#### [WHAT IS NEEDED]
Locate every line in the records below that contains the word "MPEG", and copy each one.

#### [Collected data entries]
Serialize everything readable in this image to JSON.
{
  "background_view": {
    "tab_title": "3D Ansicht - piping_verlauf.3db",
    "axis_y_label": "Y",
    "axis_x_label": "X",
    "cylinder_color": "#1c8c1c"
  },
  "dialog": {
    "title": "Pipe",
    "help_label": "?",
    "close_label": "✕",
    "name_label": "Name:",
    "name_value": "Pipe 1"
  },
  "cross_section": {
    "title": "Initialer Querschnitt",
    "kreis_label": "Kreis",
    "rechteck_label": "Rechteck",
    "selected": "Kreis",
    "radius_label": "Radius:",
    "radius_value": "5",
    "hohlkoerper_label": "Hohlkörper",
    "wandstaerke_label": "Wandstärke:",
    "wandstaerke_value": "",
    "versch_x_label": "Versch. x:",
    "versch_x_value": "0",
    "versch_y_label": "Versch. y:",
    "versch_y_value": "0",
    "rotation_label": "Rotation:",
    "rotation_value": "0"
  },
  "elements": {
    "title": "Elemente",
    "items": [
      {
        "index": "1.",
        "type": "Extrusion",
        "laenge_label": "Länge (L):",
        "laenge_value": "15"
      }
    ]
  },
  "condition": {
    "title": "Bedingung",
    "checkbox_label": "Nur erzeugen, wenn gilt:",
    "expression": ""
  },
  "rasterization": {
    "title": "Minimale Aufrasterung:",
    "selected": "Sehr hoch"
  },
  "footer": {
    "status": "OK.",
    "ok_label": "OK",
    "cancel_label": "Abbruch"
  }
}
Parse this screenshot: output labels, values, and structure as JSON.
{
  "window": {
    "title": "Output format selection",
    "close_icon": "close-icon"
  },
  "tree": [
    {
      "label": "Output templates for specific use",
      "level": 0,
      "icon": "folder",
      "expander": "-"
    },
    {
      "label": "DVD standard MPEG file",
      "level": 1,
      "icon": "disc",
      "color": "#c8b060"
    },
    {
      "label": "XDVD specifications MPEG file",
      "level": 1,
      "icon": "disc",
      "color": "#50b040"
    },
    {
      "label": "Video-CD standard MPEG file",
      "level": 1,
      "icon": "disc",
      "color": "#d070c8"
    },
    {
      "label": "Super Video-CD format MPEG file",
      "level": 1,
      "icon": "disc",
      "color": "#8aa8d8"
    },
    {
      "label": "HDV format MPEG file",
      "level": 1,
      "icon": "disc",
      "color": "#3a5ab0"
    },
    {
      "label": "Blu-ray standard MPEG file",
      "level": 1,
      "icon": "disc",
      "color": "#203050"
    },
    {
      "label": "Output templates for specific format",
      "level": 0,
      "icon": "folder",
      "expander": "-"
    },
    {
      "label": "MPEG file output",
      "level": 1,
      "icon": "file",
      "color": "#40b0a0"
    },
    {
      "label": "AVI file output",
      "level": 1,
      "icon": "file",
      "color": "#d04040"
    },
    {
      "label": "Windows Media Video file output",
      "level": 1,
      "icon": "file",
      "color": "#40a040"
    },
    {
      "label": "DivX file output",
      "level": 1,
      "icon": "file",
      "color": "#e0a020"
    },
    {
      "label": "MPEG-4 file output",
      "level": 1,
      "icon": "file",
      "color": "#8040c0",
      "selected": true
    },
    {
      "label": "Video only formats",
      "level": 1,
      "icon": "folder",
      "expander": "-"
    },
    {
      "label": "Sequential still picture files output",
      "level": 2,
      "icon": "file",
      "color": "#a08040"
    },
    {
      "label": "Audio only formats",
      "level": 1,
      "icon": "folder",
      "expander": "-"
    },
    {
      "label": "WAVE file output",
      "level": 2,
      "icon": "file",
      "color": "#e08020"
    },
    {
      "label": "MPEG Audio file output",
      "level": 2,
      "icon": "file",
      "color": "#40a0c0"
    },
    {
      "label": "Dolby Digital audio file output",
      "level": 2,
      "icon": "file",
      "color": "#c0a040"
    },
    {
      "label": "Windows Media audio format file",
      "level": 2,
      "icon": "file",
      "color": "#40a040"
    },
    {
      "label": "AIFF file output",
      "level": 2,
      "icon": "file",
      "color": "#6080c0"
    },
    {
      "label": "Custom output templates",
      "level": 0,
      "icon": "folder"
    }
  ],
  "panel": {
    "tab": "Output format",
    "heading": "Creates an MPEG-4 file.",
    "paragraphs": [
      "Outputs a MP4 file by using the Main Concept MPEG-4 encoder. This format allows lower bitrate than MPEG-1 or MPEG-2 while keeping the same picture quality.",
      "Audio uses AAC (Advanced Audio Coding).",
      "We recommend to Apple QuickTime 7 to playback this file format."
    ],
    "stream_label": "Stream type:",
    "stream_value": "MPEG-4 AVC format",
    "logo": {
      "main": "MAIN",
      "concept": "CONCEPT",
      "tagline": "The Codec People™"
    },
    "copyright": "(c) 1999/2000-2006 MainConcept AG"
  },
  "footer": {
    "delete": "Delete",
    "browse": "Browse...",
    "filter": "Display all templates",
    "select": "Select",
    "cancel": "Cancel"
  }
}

#### [SOLUTION TO THIS PROBLEM]
      "label": "DVD standard MPEG file",
      "label": "XDVD specifications MPEG file",
      "label": "Video-CD standard MPEG file",
      "label": "Super Video-CD format MPEG file",
      "label": "HDV format MPEG file",
      "label": "Blu-ray standard MPEG file",
      "label": "MPEG file output",
      "label": "MPEG-4 file output",
      "label": "MPEG Audio file output",
    "heading": "Creates an MPEG-4 file.",
      "Outputs a MP4 file by using the Main Concept MPEG-4 encoder. This format allows lower bitrate than MPEG-1 or MPEG-2 while keeping the same picture quality.",
    "stream_value": "MPEG-4 AVC format",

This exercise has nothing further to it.